Write out only the lines from the line that holds "Output a JSON" to the end of the listing below, inclusive, with the pictures omitted.

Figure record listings

• • • •

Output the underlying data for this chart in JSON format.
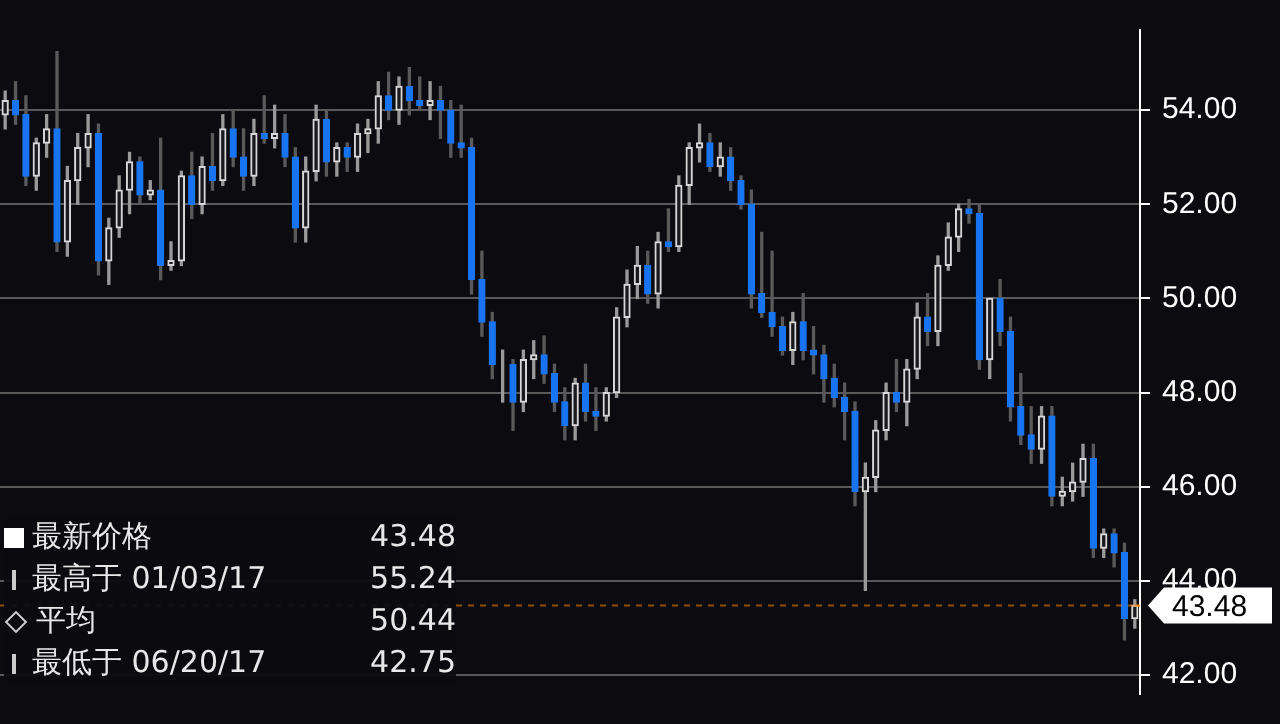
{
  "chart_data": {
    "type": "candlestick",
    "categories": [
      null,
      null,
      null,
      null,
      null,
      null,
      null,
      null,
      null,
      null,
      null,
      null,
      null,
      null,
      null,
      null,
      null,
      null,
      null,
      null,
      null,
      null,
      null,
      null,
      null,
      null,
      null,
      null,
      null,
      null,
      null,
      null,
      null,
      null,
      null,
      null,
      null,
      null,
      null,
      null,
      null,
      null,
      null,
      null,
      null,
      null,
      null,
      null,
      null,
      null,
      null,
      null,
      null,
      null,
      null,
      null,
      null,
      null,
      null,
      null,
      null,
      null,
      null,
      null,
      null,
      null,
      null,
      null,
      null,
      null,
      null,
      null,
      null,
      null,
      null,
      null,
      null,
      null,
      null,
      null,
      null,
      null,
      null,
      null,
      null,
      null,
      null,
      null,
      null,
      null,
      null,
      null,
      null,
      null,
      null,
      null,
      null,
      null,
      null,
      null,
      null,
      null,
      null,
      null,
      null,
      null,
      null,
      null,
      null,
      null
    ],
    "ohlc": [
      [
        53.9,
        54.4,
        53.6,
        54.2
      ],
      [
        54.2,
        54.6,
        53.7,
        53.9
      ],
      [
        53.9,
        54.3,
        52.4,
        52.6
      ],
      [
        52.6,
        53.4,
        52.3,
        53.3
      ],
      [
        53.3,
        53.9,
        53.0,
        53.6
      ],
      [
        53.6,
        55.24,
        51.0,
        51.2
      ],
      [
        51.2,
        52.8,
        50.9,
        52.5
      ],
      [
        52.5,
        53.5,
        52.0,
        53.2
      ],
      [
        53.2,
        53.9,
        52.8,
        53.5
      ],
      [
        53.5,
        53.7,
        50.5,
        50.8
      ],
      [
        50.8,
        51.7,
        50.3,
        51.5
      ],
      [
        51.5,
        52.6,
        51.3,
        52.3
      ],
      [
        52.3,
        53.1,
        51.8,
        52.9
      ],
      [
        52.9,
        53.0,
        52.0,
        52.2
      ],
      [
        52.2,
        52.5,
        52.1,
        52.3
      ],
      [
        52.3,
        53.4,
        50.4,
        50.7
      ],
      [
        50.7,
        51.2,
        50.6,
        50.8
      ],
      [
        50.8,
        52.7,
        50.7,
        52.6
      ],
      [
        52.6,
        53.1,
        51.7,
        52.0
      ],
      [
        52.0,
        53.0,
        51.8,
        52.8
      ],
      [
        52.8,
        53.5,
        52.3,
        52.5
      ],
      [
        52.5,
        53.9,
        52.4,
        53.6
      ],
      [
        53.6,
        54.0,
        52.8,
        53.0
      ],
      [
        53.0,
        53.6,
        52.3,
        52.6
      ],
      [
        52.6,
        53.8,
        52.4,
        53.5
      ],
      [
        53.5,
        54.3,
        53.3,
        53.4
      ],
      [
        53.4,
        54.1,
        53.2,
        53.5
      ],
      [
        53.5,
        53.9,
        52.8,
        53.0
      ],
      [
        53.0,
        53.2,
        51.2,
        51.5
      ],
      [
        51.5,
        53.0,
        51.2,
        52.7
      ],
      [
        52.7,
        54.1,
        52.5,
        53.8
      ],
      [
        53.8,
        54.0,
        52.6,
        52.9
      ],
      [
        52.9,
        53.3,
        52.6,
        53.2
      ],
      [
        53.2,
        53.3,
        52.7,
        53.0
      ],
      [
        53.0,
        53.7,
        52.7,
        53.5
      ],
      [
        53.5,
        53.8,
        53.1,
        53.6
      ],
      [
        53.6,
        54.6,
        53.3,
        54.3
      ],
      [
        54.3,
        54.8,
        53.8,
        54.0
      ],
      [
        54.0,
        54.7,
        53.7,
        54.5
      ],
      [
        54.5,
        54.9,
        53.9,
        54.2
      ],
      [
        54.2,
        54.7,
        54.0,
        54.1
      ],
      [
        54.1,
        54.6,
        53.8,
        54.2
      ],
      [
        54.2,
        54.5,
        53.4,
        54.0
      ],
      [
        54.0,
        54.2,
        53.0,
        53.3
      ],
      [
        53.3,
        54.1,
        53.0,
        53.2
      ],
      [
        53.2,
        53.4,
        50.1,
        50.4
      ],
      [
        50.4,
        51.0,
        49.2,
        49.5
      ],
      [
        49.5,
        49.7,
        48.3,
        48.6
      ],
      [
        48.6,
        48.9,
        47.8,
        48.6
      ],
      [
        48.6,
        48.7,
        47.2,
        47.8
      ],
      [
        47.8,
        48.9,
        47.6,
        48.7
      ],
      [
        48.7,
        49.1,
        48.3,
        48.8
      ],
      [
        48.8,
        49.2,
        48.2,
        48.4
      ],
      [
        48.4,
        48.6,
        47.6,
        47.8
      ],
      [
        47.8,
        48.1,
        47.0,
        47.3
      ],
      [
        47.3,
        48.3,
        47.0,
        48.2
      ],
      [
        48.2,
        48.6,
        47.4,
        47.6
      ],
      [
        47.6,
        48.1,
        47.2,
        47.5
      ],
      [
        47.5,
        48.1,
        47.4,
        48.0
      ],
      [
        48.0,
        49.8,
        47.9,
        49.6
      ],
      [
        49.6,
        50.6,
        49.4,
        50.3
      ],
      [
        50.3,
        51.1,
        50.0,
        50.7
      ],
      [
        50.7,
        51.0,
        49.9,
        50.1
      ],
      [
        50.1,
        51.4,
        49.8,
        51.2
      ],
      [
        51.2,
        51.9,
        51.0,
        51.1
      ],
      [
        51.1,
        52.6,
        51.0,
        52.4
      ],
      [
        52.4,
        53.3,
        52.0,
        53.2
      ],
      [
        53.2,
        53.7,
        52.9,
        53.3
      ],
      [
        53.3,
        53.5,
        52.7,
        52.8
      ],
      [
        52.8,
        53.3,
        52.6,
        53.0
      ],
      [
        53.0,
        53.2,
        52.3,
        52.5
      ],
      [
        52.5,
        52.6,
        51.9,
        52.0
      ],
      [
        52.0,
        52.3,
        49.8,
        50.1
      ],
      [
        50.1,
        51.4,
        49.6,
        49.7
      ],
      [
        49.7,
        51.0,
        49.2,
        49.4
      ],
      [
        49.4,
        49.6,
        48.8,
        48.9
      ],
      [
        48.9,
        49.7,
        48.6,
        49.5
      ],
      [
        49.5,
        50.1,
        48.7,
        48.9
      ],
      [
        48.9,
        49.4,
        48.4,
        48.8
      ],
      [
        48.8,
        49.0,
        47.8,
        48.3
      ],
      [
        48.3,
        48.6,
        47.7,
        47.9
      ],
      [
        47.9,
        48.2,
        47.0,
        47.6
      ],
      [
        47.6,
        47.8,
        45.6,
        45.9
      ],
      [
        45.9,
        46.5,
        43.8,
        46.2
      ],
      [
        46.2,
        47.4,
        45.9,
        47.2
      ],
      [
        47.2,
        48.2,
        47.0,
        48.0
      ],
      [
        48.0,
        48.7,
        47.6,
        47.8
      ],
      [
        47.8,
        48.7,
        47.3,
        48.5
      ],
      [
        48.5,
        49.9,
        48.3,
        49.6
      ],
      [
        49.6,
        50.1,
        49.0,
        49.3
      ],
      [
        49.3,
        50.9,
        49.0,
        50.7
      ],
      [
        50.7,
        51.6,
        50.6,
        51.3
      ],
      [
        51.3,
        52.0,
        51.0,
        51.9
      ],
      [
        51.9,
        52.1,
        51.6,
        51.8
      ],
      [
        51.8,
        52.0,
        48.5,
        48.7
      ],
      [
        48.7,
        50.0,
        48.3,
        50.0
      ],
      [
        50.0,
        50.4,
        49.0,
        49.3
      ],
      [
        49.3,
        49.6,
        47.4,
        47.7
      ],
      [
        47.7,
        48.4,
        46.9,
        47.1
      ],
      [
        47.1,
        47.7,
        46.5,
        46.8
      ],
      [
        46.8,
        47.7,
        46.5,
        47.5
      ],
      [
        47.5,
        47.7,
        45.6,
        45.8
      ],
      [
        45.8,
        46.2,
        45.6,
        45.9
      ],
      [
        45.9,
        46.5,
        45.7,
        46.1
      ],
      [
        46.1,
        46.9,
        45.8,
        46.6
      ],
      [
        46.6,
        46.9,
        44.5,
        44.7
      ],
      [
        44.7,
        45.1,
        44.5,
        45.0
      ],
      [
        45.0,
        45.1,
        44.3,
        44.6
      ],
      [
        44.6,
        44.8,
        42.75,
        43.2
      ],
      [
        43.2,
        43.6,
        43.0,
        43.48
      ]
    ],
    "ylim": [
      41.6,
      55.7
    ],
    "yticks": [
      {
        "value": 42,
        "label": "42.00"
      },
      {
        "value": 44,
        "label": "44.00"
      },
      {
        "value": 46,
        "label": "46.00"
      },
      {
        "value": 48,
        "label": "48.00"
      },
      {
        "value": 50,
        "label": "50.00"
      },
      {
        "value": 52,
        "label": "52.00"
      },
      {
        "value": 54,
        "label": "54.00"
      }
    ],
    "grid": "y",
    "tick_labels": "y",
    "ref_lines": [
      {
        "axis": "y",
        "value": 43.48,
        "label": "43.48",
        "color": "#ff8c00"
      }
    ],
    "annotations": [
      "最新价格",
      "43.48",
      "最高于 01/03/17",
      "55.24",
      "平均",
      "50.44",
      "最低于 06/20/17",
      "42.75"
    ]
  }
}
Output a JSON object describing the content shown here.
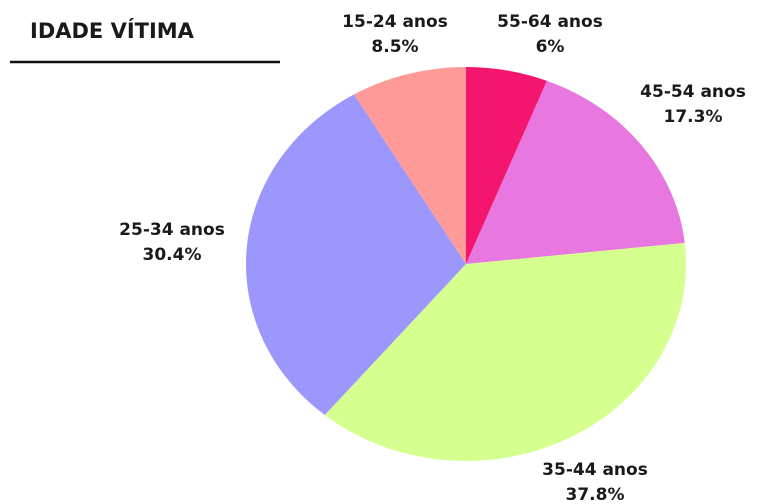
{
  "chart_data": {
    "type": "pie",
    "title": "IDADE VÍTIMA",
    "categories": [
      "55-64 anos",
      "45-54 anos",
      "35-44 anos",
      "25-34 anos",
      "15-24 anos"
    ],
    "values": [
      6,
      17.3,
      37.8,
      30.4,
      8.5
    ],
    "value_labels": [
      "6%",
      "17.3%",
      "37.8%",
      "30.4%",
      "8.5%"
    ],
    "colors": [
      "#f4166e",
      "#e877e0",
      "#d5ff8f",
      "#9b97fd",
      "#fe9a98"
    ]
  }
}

• • • •

● **Worked solution**:
Output a JSON object describing the content shown here.
{
  "chart_data": {
    "type": "pie",
    "title": "IDADE VÍTIMA",
    "categories": [
      "55-64 anos",
      "45-54 anos",
      "35-44 anos",
      "25-34 anos",
      "15-24 anos"
    ],
    "values": [
      6,
      17.3,
      37.8,
      30.4,
      8.5
    ],
    "value_labels": [
      "6%",
      "17.3%",
      "37.8%",
      "30.4%",
      "8.5%"
    ],
    "colors": [
      "#f4166e",
      "#e877e0",
      "#d5ff8f",
      "#9b97fd",
      "#fe9a98"
    ]
  }
}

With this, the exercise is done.